◆ EXERCISE OBJECTIVE:
Scan the data below for the string "夏日雨后初晴". Copy every line where it appears.

※ ※ ※

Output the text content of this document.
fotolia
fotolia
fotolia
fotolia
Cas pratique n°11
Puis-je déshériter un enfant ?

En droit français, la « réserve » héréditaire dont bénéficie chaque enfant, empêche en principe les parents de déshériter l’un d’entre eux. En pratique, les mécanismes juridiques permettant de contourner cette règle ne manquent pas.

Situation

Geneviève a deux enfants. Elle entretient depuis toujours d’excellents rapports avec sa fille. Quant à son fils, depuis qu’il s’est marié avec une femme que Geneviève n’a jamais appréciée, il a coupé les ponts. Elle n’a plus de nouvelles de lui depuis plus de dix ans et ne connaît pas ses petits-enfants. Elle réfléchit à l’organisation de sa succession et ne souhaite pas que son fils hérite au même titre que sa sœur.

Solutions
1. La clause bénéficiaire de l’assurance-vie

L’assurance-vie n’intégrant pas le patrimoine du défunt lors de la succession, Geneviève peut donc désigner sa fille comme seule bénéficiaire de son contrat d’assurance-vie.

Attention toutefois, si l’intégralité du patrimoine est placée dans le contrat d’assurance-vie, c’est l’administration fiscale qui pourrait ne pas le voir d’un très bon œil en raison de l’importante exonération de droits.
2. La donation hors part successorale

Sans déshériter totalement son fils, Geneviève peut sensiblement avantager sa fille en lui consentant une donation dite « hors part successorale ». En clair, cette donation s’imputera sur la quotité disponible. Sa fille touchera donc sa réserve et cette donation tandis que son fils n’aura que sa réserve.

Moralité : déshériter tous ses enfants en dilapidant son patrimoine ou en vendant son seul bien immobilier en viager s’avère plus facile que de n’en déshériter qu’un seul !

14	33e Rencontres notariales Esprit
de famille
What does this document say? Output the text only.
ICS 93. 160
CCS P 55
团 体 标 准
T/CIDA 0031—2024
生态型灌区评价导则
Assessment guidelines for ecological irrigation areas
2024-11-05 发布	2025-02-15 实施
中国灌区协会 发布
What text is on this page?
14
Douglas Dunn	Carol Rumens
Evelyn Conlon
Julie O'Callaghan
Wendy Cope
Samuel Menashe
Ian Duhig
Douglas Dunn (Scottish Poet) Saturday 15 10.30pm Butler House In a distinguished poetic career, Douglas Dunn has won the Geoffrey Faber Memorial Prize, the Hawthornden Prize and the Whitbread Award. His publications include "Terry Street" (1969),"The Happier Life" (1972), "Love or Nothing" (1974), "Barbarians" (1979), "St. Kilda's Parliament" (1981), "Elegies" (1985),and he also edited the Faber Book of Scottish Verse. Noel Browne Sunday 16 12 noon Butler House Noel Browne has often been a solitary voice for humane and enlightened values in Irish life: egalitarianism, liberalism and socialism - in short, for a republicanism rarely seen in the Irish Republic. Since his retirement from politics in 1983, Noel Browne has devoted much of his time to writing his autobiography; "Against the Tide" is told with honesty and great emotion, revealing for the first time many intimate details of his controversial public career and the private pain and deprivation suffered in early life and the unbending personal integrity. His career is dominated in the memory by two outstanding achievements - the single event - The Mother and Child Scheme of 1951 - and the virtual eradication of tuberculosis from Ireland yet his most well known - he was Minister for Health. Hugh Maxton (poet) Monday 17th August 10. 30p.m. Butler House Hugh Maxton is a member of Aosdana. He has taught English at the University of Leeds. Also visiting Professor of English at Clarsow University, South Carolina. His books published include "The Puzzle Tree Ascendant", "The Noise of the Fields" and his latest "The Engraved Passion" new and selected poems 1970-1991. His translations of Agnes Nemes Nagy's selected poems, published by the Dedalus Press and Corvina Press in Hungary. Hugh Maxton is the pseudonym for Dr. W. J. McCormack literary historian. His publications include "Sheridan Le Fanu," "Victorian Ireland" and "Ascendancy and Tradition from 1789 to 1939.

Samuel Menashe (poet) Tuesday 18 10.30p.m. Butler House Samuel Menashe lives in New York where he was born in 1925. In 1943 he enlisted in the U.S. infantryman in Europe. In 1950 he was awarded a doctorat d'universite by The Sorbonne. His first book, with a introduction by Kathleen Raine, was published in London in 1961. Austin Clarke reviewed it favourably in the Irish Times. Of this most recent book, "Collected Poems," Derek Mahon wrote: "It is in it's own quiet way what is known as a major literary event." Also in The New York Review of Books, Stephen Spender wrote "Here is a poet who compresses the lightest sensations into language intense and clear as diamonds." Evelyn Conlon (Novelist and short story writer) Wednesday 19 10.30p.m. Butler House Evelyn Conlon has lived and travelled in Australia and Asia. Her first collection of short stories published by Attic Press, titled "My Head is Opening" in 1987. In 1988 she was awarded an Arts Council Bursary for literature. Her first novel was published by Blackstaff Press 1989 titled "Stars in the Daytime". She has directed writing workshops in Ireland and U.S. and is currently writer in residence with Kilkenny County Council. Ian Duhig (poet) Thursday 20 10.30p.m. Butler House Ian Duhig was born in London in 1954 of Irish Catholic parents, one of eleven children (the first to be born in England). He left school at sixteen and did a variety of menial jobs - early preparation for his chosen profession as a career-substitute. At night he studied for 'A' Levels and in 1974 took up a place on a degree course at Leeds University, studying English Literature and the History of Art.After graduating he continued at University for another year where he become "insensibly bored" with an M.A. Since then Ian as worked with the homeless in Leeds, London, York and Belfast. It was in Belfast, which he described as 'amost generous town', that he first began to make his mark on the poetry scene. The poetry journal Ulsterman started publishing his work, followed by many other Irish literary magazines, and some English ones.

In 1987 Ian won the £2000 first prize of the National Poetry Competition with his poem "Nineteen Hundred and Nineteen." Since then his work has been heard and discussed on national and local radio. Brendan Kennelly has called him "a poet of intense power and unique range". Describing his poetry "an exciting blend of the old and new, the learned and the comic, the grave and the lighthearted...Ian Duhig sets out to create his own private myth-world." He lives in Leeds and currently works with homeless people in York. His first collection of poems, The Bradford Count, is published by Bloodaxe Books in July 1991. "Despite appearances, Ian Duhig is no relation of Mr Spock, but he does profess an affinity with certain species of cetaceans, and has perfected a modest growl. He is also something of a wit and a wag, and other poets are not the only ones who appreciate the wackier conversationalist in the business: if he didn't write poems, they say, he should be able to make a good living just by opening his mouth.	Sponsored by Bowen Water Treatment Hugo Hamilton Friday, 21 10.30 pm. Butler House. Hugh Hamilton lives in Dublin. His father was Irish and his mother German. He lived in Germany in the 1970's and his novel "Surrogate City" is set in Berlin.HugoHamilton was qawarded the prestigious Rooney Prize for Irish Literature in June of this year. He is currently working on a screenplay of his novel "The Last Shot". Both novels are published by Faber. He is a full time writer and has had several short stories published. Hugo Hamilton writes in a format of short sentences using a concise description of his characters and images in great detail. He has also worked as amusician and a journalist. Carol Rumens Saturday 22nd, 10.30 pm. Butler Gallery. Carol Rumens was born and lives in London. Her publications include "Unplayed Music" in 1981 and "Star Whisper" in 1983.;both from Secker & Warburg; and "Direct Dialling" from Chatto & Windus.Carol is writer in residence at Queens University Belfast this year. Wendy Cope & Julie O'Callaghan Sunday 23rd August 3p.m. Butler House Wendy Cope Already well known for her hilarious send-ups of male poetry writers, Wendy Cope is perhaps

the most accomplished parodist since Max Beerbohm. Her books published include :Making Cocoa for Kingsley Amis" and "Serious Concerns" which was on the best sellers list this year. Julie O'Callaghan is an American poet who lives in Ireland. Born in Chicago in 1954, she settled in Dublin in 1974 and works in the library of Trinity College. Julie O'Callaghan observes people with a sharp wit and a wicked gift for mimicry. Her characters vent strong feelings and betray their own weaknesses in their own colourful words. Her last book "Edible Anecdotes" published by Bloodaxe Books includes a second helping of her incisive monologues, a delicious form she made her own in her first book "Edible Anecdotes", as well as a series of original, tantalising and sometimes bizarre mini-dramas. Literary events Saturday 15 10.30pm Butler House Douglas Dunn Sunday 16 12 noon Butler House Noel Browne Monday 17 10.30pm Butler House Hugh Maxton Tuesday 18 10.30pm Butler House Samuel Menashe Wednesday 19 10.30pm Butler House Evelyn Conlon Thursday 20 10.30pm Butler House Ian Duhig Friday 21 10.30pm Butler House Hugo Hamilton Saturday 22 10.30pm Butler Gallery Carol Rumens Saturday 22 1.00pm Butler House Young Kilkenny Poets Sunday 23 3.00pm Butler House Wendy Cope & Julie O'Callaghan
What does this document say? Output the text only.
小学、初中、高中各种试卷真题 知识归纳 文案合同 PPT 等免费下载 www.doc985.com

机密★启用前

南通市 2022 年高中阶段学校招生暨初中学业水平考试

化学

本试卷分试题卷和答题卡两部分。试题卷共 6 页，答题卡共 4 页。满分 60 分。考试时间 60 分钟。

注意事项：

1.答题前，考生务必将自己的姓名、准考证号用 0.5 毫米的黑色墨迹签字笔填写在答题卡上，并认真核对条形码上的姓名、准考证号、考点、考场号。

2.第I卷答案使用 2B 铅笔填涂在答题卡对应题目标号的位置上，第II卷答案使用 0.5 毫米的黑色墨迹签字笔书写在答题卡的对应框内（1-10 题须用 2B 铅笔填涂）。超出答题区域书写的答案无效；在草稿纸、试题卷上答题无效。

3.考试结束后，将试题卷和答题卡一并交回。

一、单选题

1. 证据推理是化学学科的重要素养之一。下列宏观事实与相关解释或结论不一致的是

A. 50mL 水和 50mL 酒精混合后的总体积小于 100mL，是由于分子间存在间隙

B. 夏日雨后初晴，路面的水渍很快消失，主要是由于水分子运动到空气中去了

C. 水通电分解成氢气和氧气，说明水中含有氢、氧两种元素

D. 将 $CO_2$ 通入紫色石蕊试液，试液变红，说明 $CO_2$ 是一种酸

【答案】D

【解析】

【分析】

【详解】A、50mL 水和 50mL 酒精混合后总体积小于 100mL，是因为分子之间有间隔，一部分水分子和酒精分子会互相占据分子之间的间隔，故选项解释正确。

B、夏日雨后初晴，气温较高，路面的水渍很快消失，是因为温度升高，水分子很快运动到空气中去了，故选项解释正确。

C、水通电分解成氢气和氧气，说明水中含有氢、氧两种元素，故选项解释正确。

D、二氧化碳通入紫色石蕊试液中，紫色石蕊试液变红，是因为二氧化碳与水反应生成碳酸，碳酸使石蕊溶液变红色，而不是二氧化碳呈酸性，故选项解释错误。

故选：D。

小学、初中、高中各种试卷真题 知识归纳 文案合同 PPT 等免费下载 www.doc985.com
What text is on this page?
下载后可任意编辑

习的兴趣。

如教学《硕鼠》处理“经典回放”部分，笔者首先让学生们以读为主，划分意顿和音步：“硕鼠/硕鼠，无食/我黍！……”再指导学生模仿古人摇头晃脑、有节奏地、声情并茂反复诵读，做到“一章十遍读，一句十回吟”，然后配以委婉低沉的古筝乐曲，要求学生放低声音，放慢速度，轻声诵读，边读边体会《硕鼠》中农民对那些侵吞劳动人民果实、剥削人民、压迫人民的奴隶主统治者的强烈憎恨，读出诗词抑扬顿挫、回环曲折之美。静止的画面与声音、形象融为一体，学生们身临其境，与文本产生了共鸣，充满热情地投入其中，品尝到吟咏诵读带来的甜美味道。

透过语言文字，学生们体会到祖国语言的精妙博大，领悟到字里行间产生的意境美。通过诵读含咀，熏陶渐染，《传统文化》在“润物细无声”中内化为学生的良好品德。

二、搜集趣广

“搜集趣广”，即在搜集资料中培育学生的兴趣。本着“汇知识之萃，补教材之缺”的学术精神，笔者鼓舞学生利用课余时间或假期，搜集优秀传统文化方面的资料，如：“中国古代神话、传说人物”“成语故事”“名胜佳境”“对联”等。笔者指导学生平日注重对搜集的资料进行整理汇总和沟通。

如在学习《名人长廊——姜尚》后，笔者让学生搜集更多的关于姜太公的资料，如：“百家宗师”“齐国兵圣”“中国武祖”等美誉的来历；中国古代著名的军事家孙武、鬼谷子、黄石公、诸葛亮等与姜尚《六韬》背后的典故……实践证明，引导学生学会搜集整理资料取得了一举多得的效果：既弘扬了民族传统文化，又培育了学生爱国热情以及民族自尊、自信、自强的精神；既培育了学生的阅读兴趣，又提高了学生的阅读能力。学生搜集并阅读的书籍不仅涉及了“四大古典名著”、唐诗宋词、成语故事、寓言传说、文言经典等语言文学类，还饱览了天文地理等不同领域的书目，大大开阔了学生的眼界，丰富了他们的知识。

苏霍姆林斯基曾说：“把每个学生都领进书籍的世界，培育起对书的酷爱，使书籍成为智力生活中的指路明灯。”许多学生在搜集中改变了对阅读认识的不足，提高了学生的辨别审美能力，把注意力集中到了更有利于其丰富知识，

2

※ ※ ※

◆ THE ANSWER:
B. 夏日雨后初晴，路面的水渍很快消失，主要是由于水分子运动到空气中去了
B、夏日雨后初晴，气温较高，路面的水渍很快消失，是因为温度升高，水分子很快运动到空气中去了，故选项解释正确。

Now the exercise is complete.